Your instructions
Reproduce every one of the following entries line by line, keeping each character unchanged.

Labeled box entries
==*==

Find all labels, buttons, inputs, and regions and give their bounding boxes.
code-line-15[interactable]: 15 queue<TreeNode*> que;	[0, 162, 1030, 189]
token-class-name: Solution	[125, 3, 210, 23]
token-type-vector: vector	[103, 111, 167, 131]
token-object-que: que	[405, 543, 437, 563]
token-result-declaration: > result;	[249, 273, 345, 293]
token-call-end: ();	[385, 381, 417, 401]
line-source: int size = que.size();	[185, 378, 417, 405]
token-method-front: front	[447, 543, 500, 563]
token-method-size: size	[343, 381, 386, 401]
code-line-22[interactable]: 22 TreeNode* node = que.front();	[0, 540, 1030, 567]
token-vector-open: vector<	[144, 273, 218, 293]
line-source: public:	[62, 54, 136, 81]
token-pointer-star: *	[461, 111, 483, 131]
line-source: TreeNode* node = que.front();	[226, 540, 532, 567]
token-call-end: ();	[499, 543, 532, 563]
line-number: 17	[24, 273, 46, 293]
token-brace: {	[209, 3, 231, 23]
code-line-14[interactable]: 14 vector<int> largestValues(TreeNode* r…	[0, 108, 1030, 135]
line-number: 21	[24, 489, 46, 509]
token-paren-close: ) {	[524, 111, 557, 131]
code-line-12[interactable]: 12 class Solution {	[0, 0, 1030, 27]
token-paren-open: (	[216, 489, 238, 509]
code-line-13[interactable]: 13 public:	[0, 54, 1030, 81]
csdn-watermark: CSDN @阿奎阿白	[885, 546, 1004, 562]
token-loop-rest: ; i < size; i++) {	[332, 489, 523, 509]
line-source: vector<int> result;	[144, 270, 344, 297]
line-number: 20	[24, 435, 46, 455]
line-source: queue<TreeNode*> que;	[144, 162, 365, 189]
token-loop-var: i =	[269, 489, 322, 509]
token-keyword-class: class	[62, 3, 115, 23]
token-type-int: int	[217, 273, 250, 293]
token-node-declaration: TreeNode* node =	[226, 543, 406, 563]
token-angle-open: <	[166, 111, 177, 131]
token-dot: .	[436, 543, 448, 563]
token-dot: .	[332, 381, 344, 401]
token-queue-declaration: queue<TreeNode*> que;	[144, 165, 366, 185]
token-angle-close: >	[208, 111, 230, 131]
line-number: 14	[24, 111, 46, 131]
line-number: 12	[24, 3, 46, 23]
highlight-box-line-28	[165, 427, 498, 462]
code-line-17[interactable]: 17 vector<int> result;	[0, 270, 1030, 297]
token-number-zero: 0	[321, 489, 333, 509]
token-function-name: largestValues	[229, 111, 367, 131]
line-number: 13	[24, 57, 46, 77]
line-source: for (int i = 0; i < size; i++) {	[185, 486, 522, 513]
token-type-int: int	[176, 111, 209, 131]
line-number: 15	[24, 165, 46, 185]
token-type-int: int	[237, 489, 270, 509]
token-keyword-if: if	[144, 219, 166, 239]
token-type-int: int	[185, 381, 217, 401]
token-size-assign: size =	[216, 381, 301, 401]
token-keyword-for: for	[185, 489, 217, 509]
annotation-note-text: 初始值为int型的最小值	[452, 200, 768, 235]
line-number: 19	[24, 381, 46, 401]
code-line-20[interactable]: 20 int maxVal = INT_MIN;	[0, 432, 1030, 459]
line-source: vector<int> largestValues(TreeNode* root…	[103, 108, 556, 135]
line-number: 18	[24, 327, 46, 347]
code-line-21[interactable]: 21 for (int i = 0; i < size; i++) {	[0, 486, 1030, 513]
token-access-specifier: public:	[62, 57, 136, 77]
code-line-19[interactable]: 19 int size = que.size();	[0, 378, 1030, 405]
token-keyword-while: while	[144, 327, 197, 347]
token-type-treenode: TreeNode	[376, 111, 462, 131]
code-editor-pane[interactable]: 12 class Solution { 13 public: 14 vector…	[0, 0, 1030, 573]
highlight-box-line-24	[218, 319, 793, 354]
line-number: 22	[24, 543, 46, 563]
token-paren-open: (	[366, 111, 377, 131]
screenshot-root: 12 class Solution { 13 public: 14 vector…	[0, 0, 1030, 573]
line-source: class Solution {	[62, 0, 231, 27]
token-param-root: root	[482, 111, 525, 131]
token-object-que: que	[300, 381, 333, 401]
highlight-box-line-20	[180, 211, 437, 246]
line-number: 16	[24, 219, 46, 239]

==*==

Output for this exercise
Find all labels, buttons, inputs, and regions and give their bounding boxes.
code-line-15[interactable]: 15 queue<TreeNode*> que;	[0, 162, 1030, 189]
token-class-name: Solution	[125, 3, 210, 23]
token-type-vector: vector	[103, 111, 167, 131]
token-object-que: que	[405, 543, 437, 563]
token-result-declaration: > result;	[249, 273, 345, 293]
token-call-end: ();	[385, 381, 417, 401]
line-source: int size = que.size();	[185, 378, 417, 405]
token-method-front: front	[447, 543, 500, 563]
token-method-size: size	[343, 381, 386, 401]
code-line-22[interactable]: 22 TreeNode* node = que.front();	[0, 540, 1030, 567]
token-vector-open: vector<	[144, 273, 218, 293]
line-source: public:	[62, 54, 136, 81]
token-pointer-star: *	[461, 111, 483, 131]
line-source: TreeNode* node = que.front();	[226, 540, 532, 567]
token-call-end: ();	[499, 543, 532, 563]
line-number: 17	[24, 273, 46, 293]
token-brace: {	[209, 3, 231, 23]
code-line-14[interactable]: 14 vector<int> largestValues(TreeNode* r…	[0, 108, 1030, 135]
line-number: 21	[24, 489, 46, 509]
token-paren-close: ) {	[524, 111, 557, 131]
code-line-12[interactable]: 12 class Solution {	[0, 0, 1030, 27]
token-paren-open: (	[216, 489, 238, 509]
code-line-13[interactable]: 13 public:	[0, 54, 1030, 81]
csdn-watermark: CSDN @阿奎阿白	[885, 546, 1004, 562]
token-loop-rest: ; i < size; i++) {	[332, 489, 523, 509]
line-source: vector<int> result;	[144, 270, 344, 297]
line-number: 20	[24, 435, 46, 455]
line-source: queue<TreeNode*> que;	[144, 162, 365, 189]
token-loop-var: i =	[269, 489, 322, 509]
token-keyword-class: class	[62, 3, 115, 23]
token-type-int: int	[217, 273, 250, 293]
token-node-declaration: TreeNode* node =	[226, 543, 406, 563]
token-angle-open: <	[166, 111, 177, 131]
token-dot: .	[436, 543, 448, 563]
token-dot: .	[332, 381, 344, 401]
token-queue-declaration: queue<TreeNode*> que;	[144, 165, 366, 185]
token-angle-close: >	[208, 111, 230, 131]
line-number: 14	[24, 111, 46, 131]
line-number: 12	[24, 3, 46, 23]
highlight-box-line-28	[165, 427, 498, 462]
code-line-17[interactable]: 17 vector<int> result;	[0, 270, 1030, 297]
token-number-zero: 0	[321, 489, 333, 509]
token-function-name: largestValues	[229, 111, 367, 131]
line-number: 13	[24, 57, 46, 77]
line-source: for (int i = 0; i < size; i++) {	[185, 486, 522, 513]
token-type-int: int	[176, 111, 209, 131]
line-number: 15	[24, 165, 46, 185]
token-type-int: int	[237, 489, 270, 509]
token-keyword-if: if	[144, 219, 166, 239]
token-type-int: int	[185, 381, 217, 401]
token-size-assign: size =	[216, 381, 301, 401]
token-keyword-for: for	[185, 489, 217, 509]
annotation-note-text: 初始值为int型的最小值	[452, 200, 768, 235]
line-number: 19	[24, 381, 46, 401]
code-line-20[interactable]: 20 int maxVal = INT_MIN;	[0, 432, 1030, 459]
line-source: vector<int> largestValues(TreeNode* root…	[103, 108, 556, 135]
line-number: 18	[24, 327, 46, 347]
code-line-21[interactable]: 21 for (int i = 0; i < size; i++) {	[0, 486, 1030, 513]
token-access-specifier: public:	[62, 57, 136, 77]
code-line-19[interactable]: 19 int size = que.size();	[0, 378, 1030, 405]
token-keyword-while: while	[144, 327, 197, 347]
token-type-treenode: TreeNode	[376, 111, 462, 131]
code-editor-pane[interactable]: 12 class Solution { 13 public: 14 vector…	[0, 0, 1030, 573]
highlight-box-line-24	[218, 319, 793, 354]
line-number: 22	[24, 543, 46, 563]
token-paren-open: (	[366, 111, 377, 131]
screenshot-root: 12 class Solution { 13 public: 14 vector…	[0, 0, 1030, 573]
line-source: class Solution {	[62, 0, 231, 27]
token-param-root: root	[482, 111, 525, 131]
token-object-que: que	[300, 381, 333, 401]
highlight-box-line-20	[180, 211, 437, 246]
line-number: 16	[24, 219, 46, 239]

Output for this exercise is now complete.